Problem description: Your task is to reproduce the entries below word for word.

Materials provided:
===============

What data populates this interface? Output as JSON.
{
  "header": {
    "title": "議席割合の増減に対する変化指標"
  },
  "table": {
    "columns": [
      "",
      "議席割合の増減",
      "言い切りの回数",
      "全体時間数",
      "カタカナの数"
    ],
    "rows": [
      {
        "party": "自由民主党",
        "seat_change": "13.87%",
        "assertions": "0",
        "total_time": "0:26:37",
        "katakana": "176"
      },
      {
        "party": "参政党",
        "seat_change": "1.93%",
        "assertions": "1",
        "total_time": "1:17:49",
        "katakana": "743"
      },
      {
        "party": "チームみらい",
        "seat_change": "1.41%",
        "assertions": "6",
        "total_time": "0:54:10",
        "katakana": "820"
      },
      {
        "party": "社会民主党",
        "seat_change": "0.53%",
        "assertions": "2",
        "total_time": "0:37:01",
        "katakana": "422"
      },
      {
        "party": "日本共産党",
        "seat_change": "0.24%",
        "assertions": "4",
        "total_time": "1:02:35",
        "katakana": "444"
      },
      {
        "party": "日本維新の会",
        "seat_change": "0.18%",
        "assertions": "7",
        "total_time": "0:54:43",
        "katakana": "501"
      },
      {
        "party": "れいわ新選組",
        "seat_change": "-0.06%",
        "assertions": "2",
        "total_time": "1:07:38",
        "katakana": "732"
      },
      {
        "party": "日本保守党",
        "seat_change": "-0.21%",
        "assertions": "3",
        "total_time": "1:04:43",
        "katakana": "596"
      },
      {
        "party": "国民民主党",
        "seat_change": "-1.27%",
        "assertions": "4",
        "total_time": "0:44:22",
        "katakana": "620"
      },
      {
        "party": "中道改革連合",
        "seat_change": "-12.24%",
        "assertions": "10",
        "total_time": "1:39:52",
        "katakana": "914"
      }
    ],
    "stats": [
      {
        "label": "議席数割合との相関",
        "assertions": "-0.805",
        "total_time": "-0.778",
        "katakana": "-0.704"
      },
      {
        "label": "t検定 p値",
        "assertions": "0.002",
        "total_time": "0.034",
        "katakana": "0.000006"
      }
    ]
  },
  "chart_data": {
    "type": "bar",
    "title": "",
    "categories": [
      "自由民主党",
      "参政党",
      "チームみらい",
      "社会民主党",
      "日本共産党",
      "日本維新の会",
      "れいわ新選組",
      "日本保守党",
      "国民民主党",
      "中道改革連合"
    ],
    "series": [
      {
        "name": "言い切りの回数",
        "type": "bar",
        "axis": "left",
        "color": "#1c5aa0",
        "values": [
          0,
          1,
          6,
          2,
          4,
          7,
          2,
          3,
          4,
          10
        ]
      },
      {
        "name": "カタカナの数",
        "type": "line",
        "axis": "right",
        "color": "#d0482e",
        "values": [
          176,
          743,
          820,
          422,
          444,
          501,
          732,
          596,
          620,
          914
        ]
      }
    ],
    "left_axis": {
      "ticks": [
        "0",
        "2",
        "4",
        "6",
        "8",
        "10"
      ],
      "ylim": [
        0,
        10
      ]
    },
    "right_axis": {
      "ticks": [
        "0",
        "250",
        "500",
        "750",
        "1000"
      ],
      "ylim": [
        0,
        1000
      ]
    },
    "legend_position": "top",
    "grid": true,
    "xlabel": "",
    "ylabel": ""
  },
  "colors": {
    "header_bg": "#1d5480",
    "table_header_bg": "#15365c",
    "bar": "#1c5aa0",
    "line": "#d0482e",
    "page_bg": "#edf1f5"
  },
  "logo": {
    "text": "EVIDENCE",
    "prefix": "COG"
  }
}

===============

Task result:
What data populates this interface? Output as JSON.
{
  "header": {
    "title": "議席割合の増減に対する変化指標"
  },
  "table": {
    "columns": [
      "",
      "議席割合の増減",
      "言い切りの回数",
      "全体時間数",
      "カタカナの数"
    ],
    "rows": [
      {
        "party": "自由民主党",
        "seat_change": "13.87%",
        "assertions": "0",
        "total_time": "0:26:37",
        "katakana": "176"
      },
      {
        "party": "参政党",
        "seat_change": "1.93%",
        "assertions": "1",
        "total_time": "1:17:49",
        "katakana": "743"
      },
      {
        "party": "チームみらい",
        "seat_change": "1.41%",
        "assertions": "6",
        "total_time": "0:54:10",
        "katakana": "820"
      },
      {
        "party": "社会民主党",
        "seat_change": "0.53%",
        "assertions": "2",
        "total_time": "0:37:01",
        "katakana": "422"
      },
      {
        "party": "日本共産党",
        "seat_change": "0.24%",
        "assertions": "4",
        "total_time": "1:02:35",
        "katakana": "444"
      },
      {
        "party": "日本維新の会",
        "seat_change": "0.18%",
        "assertions": "7",
        "total_time": "0:54:43",
        "katakana": "501"
      },
      {
        "party": "れいわ新選組",
        "seat_change": "-0.06%",
        "assertions": "2",
        "total_time": "1:07:38",
        "katakana": "732"
      },
      {
        "party": "日本保守党",
        "seat_change": "-0.21%",
        "assertions": "3",
        "total_time": "1:04:43",
        "katakana": "596"
      },
      {
        "party": "国民民主党",
        "seat_change": "-1.27%",
        "assertions": "4",
        "total_time": "0:44:22",
        "katakana": "620"
      },
      {
        "party": "中道改革連合",
        "seat_change": "-12.24%",
        "assertions": "10",
        "total_time": "1:39:52",
        "katakana": "914"
      }
    ],
    "stats": [
      {
        "label": "議席数割合との相関",
        "assertions": "-0.805",
        "total_time": "-0.778",
        "katakana": "-0.704"
      },
      {
        "label": "t検定 p値",
        "assertions": "0.002",
        "total_time": "0.034",
        "katakana": "0.000006"
      }
    ]
  },
  "chart_data": {
    "type": "bar",
    "title": "",
    "categories": [
      "自由民主党",
      "参政党",
      "チームみらい",
      "社会民主党",
      "日本共産党",
      "日本維新の会",
      "れいわ新選組",
      "日本保守党",
      "国民民主党",
      "中道改革連合"
    ],
    "series": [
      {
        "name": "言い切りの回数",
        "type": "bar",
        "axis": "left",
        "color": "#1c5aa0",
        "values": [
          0,
          1,
          6,
          2,
          4,
          7,
          2,
          3,
          4,
          10
        ]
      },
      {
        "name": "カタカナの数",
        "type": "line",
        "axis": "right",
        "color": "#d0482e",
        "values": [
          176,
          743,
          820,
          422,
          444,
          501,
          732,
          596,
          620,
          914
        ]
      }
    ],
    "left_axis": {
      "ticks": [
        "0",
        "2",
        "4",
        "6",
        "8",
        "10"
      ],
      "ylim": [
        0,
        10
      ]
    },
    "right_axis": {
      "ticks": [
        "0",
        "250",
        "500",
        "750",
        "1000"
      ],
      "ylim": [
        0,
        1000
      ]
    },
    "legend_position": "top",
    "grid": true,
    "xlabel": "",
    "ylabel": ""
  },
  "colors": {
    "header_bg": "#1d5480",
    "table_header_bg": "#15365c",
    "bar": "#1c5aa0",
    "line": "#d0482e",
    "page_bg": "#edf1f5"
  },
  "logo": {
    "text": "EVIDENCE",
    "prefix": "COG"
  }
}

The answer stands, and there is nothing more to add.